- EXTRACTED DATA -
□ □ □ □ □
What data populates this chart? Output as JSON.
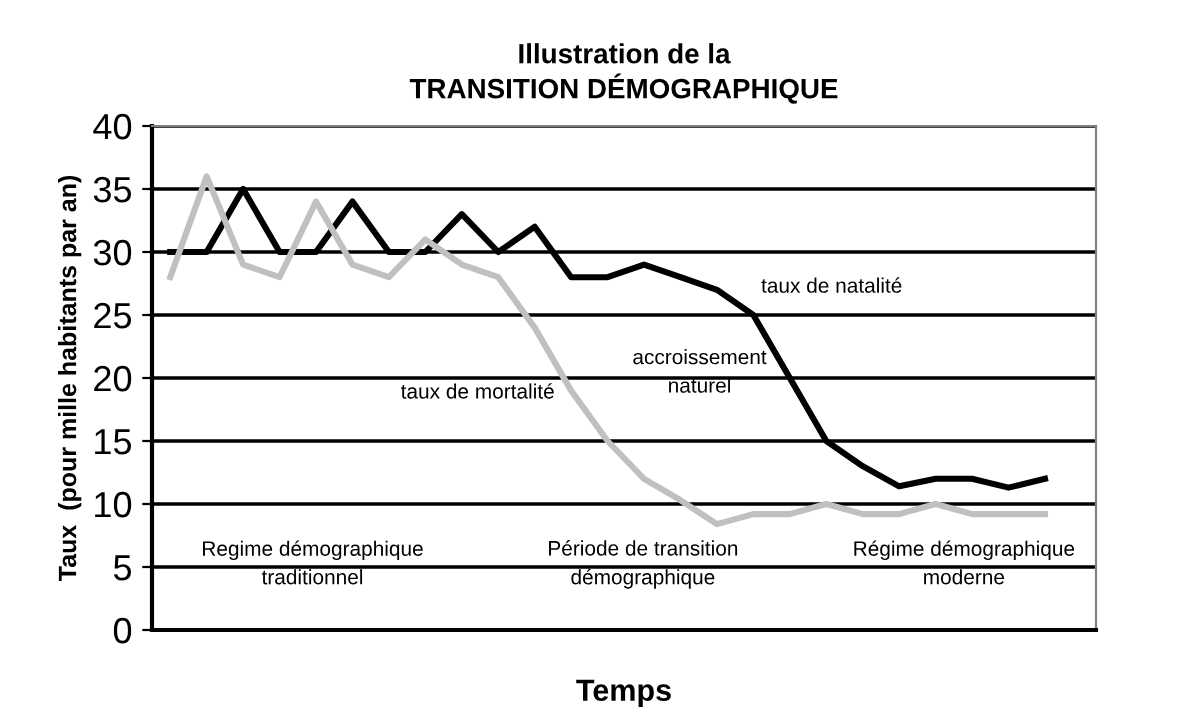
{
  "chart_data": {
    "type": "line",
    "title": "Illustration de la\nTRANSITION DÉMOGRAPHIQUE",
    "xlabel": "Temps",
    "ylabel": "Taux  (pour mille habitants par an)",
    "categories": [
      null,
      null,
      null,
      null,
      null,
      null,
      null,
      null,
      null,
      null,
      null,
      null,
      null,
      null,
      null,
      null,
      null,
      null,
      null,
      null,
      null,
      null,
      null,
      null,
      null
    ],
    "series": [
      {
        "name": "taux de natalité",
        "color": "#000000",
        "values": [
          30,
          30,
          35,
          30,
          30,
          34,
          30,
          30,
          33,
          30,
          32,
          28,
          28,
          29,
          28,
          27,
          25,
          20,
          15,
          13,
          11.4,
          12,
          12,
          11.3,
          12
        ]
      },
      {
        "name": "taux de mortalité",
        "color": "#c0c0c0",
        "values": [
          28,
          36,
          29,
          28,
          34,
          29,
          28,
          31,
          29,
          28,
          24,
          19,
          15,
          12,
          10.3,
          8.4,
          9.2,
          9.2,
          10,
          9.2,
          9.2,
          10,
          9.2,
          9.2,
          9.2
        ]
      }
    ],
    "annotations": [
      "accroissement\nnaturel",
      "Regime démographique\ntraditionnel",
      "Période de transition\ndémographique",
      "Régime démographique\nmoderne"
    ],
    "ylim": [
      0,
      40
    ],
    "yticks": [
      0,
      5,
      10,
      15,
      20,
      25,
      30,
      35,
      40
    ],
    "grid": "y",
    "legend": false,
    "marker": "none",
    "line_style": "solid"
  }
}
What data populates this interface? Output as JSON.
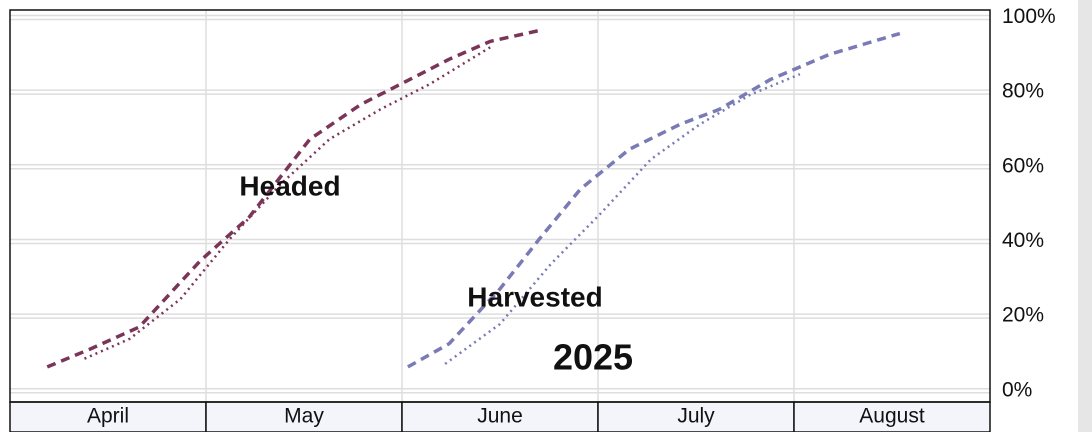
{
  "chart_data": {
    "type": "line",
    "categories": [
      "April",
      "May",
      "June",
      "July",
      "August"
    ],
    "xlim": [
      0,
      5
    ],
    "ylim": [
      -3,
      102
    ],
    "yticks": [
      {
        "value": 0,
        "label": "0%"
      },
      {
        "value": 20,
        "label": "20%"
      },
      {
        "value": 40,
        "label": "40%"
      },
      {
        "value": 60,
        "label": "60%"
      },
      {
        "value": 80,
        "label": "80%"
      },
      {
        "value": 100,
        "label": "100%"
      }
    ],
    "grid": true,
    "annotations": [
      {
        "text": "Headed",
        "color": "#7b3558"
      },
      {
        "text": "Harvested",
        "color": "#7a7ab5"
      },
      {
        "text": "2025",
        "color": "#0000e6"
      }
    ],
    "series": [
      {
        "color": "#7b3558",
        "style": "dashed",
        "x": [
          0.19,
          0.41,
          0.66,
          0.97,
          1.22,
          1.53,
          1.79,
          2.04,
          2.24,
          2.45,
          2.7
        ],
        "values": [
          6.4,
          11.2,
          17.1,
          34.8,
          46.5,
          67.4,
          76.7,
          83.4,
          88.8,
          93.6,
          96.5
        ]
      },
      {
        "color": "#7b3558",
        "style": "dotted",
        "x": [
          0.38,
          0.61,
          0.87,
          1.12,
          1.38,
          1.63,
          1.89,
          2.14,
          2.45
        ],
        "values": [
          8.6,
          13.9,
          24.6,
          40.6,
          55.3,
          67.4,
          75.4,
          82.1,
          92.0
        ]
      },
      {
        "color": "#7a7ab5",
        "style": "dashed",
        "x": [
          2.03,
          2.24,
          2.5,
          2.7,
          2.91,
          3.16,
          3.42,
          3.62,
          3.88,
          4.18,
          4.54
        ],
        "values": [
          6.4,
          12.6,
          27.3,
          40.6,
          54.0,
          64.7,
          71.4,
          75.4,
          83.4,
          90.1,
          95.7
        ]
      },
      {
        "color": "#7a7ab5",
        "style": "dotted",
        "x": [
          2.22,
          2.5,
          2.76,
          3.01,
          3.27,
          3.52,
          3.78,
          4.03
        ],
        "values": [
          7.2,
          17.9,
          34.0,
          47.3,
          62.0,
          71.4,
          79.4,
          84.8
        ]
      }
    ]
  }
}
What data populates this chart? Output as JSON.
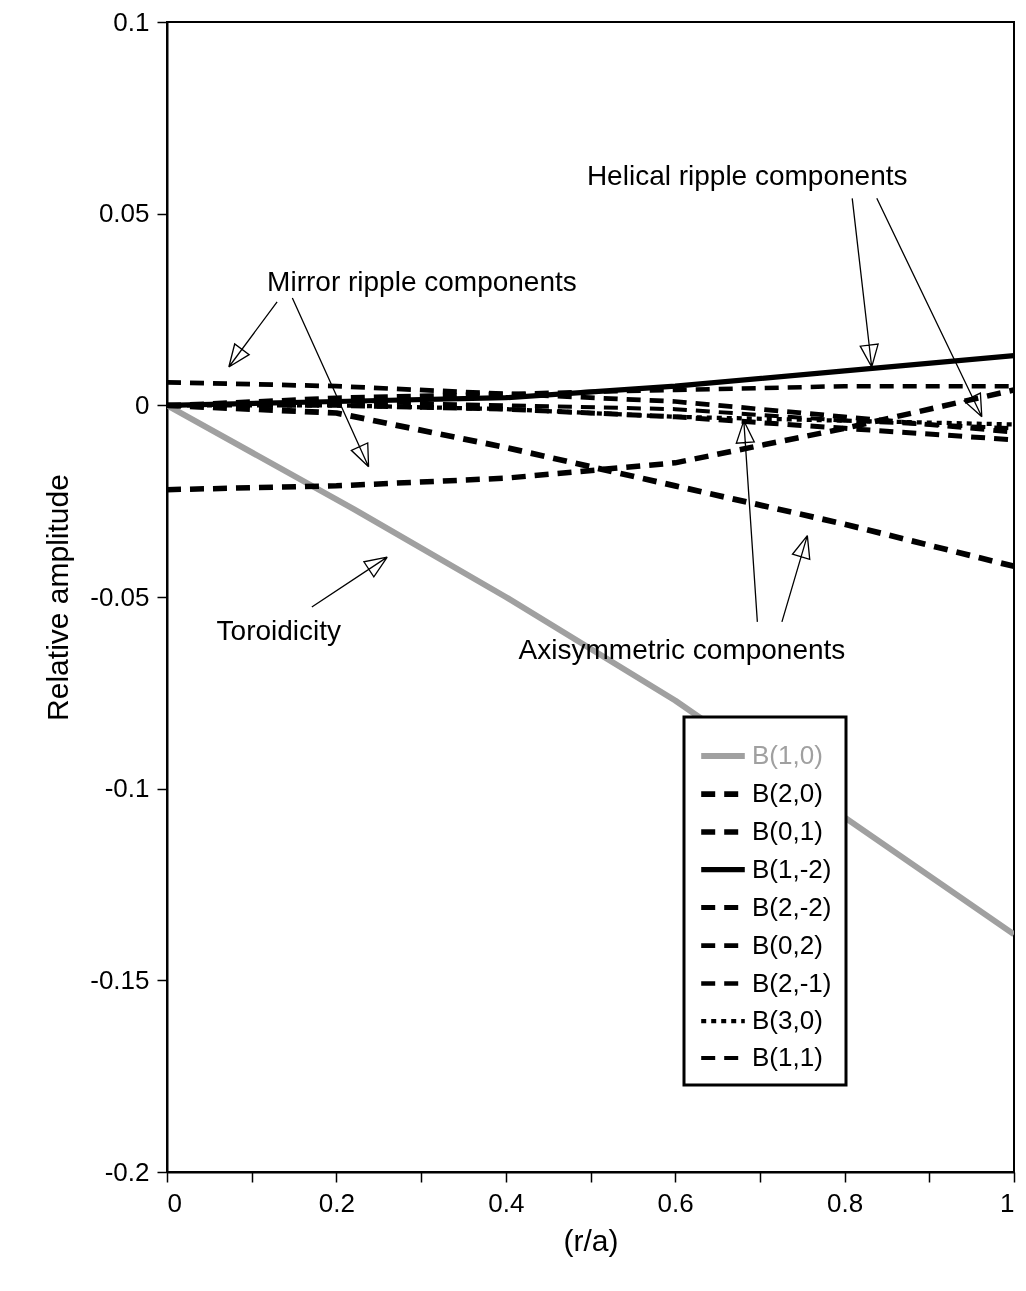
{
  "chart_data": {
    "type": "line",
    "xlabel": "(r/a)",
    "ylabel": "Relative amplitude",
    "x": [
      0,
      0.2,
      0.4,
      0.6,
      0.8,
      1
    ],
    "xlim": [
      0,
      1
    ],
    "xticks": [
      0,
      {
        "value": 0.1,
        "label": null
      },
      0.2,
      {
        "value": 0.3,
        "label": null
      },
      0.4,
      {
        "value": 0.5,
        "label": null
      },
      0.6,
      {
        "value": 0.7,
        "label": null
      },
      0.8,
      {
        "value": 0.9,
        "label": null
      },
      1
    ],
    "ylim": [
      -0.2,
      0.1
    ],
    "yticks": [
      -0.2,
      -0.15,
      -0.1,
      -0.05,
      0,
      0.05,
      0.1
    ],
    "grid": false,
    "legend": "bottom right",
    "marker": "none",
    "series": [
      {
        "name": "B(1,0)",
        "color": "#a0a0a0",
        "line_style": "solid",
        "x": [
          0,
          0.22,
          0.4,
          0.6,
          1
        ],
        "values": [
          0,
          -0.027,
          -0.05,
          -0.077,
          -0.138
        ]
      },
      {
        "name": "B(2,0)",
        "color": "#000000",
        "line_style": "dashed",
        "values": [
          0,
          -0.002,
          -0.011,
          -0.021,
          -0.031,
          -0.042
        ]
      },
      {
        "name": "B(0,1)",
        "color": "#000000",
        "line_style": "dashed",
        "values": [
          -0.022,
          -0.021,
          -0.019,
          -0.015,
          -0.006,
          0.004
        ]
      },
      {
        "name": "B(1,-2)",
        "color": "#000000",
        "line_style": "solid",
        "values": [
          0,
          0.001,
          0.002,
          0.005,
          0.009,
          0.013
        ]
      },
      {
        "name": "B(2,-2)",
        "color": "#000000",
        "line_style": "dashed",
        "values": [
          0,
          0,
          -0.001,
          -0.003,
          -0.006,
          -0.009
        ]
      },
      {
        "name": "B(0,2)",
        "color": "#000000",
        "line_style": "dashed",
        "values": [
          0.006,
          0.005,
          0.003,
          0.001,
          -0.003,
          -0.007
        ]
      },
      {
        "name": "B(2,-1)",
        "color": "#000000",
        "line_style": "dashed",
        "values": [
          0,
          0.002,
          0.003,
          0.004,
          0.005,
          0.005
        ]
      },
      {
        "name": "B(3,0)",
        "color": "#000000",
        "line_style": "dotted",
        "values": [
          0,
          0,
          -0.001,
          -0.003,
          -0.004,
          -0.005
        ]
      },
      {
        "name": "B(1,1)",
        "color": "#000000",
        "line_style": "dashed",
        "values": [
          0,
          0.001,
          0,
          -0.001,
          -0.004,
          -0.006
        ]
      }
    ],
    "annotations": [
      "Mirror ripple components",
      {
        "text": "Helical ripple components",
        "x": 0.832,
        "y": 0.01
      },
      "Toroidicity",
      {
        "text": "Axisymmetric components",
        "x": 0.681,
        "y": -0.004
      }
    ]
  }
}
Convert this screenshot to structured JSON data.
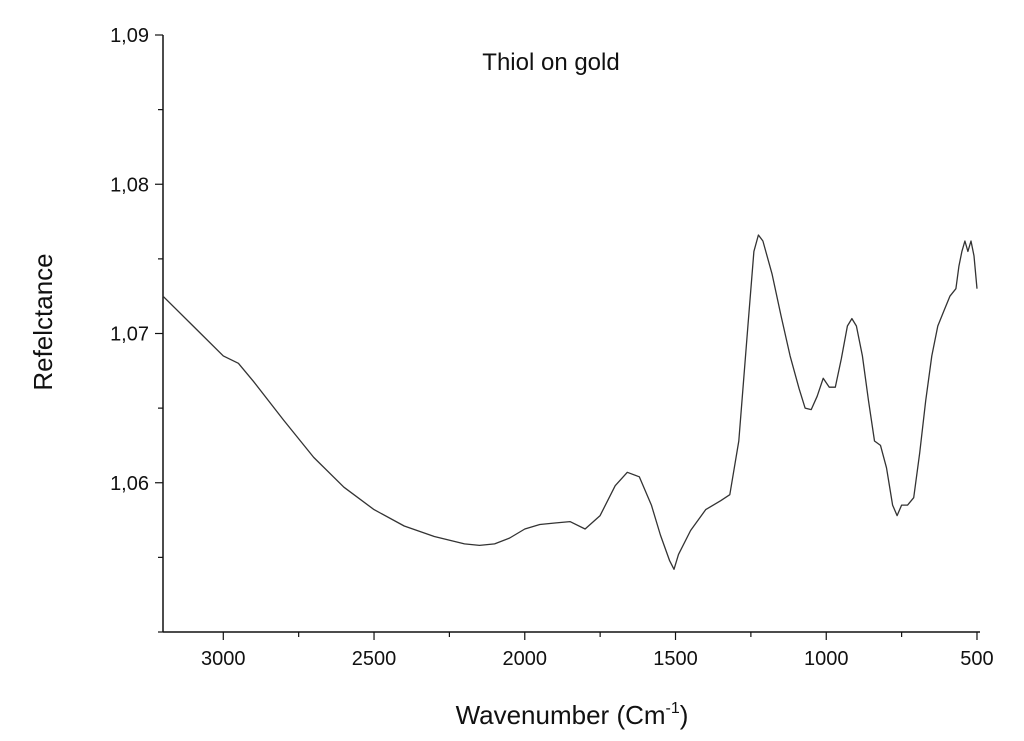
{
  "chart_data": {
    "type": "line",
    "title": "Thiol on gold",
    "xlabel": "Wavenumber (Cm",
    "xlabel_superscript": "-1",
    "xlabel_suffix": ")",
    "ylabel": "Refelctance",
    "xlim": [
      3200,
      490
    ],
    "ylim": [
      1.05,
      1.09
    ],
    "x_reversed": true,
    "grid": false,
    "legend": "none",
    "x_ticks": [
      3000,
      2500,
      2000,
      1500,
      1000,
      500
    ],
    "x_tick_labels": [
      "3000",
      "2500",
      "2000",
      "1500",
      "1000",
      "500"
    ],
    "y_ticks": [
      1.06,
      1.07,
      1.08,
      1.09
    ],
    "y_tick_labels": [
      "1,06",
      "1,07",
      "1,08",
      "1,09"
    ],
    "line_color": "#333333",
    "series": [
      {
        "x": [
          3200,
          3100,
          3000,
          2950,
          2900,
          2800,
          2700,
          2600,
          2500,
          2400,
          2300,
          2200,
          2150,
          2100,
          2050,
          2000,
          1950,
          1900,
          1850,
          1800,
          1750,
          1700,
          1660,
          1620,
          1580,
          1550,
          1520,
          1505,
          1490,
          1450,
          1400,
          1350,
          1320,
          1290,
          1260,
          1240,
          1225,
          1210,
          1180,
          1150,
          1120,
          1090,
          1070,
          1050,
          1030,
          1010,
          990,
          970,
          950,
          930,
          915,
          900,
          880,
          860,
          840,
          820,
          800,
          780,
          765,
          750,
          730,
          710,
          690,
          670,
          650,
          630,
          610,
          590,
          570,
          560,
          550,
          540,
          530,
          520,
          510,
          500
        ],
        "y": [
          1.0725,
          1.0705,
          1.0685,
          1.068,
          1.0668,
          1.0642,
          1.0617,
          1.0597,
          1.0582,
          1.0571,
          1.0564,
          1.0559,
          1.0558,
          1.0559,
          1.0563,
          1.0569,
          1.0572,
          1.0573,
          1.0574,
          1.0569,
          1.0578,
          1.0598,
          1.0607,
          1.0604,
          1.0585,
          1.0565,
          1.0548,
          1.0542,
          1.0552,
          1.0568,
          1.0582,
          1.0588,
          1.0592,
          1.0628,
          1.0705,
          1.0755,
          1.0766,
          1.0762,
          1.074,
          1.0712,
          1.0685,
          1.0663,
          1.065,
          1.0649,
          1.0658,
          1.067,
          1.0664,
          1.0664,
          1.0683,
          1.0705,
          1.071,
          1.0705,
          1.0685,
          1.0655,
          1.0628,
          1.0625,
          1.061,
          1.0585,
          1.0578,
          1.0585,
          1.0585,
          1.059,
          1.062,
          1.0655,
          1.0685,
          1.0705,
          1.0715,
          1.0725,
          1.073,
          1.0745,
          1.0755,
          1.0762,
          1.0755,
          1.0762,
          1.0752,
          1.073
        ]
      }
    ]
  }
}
□ □ □ □ □
- TASK TO COMPLETE -
Filter the entries and copy out every line with the word "grid".

- PROBLEM SOLUTION -
    "grid": "y",
    "grid": true,
    "grid": false,
    "grid": false,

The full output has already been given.